§ **Job**:
Retype the material below. Keep every word exactly as it is.

Collected data entries

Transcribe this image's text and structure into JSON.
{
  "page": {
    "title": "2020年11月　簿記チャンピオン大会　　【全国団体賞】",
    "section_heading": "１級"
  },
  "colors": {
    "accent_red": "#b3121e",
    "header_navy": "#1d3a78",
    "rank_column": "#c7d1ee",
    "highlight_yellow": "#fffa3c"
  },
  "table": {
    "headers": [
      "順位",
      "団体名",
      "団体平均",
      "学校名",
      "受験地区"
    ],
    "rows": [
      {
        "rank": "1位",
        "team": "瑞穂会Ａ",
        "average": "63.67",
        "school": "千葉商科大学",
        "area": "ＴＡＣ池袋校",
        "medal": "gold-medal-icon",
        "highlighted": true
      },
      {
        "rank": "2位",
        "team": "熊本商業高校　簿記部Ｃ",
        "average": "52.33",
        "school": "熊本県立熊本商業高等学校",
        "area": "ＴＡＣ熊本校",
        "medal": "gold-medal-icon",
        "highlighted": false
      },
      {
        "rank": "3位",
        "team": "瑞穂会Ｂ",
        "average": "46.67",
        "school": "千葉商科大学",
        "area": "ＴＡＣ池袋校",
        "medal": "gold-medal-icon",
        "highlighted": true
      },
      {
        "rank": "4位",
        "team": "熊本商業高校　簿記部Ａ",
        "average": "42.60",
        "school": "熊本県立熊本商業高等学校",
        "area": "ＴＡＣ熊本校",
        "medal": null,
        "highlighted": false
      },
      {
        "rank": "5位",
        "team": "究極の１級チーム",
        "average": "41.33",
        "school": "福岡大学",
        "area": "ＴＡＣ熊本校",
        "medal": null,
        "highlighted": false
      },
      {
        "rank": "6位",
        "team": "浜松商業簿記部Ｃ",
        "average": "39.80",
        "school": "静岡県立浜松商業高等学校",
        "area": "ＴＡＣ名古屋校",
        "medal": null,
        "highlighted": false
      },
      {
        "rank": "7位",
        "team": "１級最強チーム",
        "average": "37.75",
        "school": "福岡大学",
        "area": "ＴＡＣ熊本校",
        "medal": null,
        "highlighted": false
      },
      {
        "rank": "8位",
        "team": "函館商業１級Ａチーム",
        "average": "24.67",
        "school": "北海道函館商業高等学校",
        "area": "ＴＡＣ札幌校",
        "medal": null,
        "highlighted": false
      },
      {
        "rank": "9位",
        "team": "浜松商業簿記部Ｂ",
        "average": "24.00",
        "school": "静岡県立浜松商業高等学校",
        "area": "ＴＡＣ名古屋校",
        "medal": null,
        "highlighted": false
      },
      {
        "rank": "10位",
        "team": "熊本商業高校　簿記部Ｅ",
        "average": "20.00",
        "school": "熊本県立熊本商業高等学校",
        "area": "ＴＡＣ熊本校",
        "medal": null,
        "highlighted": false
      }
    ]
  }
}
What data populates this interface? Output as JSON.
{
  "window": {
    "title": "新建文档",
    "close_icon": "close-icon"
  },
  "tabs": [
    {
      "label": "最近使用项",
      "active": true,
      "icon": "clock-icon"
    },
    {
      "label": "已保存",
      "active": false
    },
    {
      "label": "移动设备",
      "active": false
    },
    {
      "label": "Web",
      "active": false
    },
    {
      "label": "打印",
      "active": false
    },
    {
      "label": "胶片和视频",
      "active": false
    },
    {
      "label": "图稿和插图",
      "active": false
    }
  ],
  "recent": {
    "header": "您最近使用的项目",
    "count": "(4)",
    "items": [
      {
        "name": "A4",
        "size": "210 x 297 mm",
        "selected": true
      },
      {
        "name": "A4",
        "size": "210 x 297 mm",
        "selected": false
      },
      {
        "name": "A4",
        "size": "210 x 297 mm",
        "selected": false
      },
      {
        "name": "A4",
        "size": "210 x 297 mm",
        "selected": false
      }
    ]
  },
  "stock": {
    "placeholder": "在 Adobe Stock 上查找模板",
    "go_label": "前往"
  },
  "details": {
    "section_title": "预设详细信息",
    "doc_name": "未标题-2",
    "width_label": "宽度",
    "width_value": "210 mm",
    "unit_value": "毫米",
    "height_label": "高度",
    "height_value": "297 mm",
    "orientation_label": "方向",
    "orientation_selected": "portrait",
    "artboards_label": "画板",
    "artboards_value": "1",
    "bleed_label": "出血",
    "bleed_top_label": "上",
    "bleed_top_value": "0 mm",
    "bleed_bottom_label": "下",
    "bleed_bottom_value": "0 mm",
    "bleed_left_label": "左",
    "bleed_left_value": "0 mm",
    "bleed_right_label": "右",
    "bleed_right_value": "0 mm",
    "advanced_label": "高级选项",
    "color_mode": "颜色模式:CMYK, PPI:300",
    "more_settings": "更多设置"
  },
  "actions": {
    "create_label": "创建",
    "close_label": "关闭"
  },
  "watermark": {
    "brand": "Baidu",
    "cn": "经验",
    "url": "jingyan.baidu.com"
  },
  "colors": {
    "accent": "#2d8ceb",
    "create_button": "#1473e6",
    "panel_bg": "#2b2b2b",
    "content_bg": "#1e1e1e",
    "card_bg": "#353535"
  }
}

§ **Written answer**:
Transcribe this image's text and structure into JSON.
{
  "page": {
    "title": "2020年11月　簿記チャンピオン大会　　【全国団体賞】",
    "section_heading": "１級"
  },
  "colors": {
    "accent_red": "#b3121e",
    "header_navy": "#1d3a78",
    "rank_column": "#c7d1ee",
    "highlight_yellow": "#fffa3c"
  },
  "table": {
    "headers": [
      "順位",
      "団体名",
      "団体平均",
      "学校名",
      "受験地区"
    ],
    "rows": [
      {
        "rank": "1位",
        "team": "瑞穂会Ａ",
        "average": "63.67",
        "school": "千葉商科大学",
        "area": "ＴＡＣ池袋校",
        "medal": "gold-medal-icon",
        "highlighted": true
      },
      {
        "rank": "2位",
        "team": "熊本商業高校　簿記部Ｃ",
        "average": "52.33",
        "school": "熊本県立熊本商業高等学校",
        "area": "ＴＡＣ熊本校",
        "medal": "gold-medal-icon",
        "highlighted": false
      },
      {
        "rank": "3位",
        "team": "瑞穂会Ｂ",
        "average": "46.67",
        "school": "千葉商科大学",
        "area": "ＴＡＣ池袋校",
        "medal": "gold-medal-icon",
        "highlighted": true
      },
      {
        "rank": "4位",
        "team": "熊本商業高校　簿記部Ａ",
        "average": "42.60",
        "school": "熊本県立熊本商業高等学校",
        "area": "ＴＡＣ熊本校",
        "medal": null,
        "highlighted": false
      },
      {
        "rank": "5位",
        "team": "究極の１級チーム",
        "average": "41.33",
        "school": "福岡大学",
        "area": "ＴＡＣ熊本校",
        "medal": null,
        "highlighted": false
      },
      {
        "rank": "6位",
        "team": "浜松商業簿記部Ｃ",
        "average": "39.80",
        "school": "静岡県立浜松商業高等学校",
        "area": "ＴＡＣ名古屋校",
        "medal": null,
        "highlighted": false
      },
      {
        "rank": "7位",
        "team": "１級最強チーム",
        "average": "37.75",
        "school": "福岡大学",
        "area": "ＴＡＣ熊本校",
        "medal": null,
        "highlighted": false
      },
      {
        "rank": "8位",
        "team": "函館商業１級Ａチーム",
        "average": "24.67",
        "school": "北海道函館商業高等学校",
        "area": "ＴＡＣ札幌校",
        "medal": null,
        "highlighted": false
      },
      {
        "rank": "9位",
        "team": "浜松商業簿記部Ｂ",
        "average": "24.00",
        "school": "静岡県立浜松商業高等学校",
        "area": "ＴＡＣ名古屋校",
        "medal": null,
        "highlighted": false
      },
      {
        "rank": "10位",
        "team": "熊本商業高校　簿記部Ｅ",
        "average": "20.00",
        "school": "熊本県立熊本商業高等学校",
        "area": "ＴＡＣ熊本校",
        "medal": null,
        "highlighted": false
      }
    ]
  }
}
What data populates this interface? Output as JSON.
{
  "window": {
    "title": "新建文档",
    "close_icon": "close-icon"
  },
  "tabs": [
    {
      "label": "最近使用项",
      "active": true,
      "icon": "clock-icon"
    },
    {
      "label": "已保存",
      "active": false
    },
    {
      "label": "移动设备",
      "active": false
    },
    {
      "label": "Web",
      "active": false
    },
    {
      "label": "打印",
      "active": false
    },
    {
      "label": "胶片和视频",
      "active": false
    },
    {
      "label": "图稿和插图",
      "active": false
    }
  ],
  "recent": {
    "header": "您最近使用的项目",
    "count": "(4)",
    "items": [
      {
        "name": "A4",
        "size": "210 x 297 mm",
        "selected": true
      },
      {
        "name": "A4",
        "size": "210 x 297 mm",
        "selected": false
      },
      {
        "name": "A4",
        "size": "210 x 297 mm",
        "selected": false
      },
      {
        "name": "A4",
        "size": "210 x 297 mm",
        "selected": false
      }
    ]
  },
  "stock": {
    "placeholder": "在 Adobe Stock 上查找模板",
    "go_label": "前往"
  },
  "details": {
    "section_title": "预设详细信息",
    "doc_name": "未标题-2",
    "width_label": "宽度",
    "width_value": "210 mm",
    "unit_value": "毫米",
    "height_label": "高度",
    "height_value": "297 mm",
    "orientation_label": "方向",
    "orientation_selected": "portrait",
    "artboards_label": "画板",
    "artboards_value": "1",
    "bleed_label": "出血",
    "bleed_top_label": "上",
    "bleed_top_value": "0 mm",
    "bleed_bottom_label": "下",
    "bleed_bottom_value": "0 mm",
    "bleed_left_label": "左",
    "bleed_left_value": "0 mm",
    "bleed_right_label": "右",
    "bleed_right_value": "0 mm",
    "advanced_label": "高级选项",
    "color_mode": "颜色模式:CMYK, PPI:300",
    "more_settings": "更多设置"
  },
  "actions": {
    "create_label": "创建",
    "close_label": "关闭"
  },
  "watermark": {
    "brand": "Baidu",
    "cn": "经验",
    "url": "jingyan.baidu.com"
  },
  "colors": {
    "accent": "#2d8ceb",
    "create_button": "#1473e6",
    "panel_bg": "#2b2b2b",
    "content_bg": "#1e1e1e",
    "card_bg": "#353535"
  }
}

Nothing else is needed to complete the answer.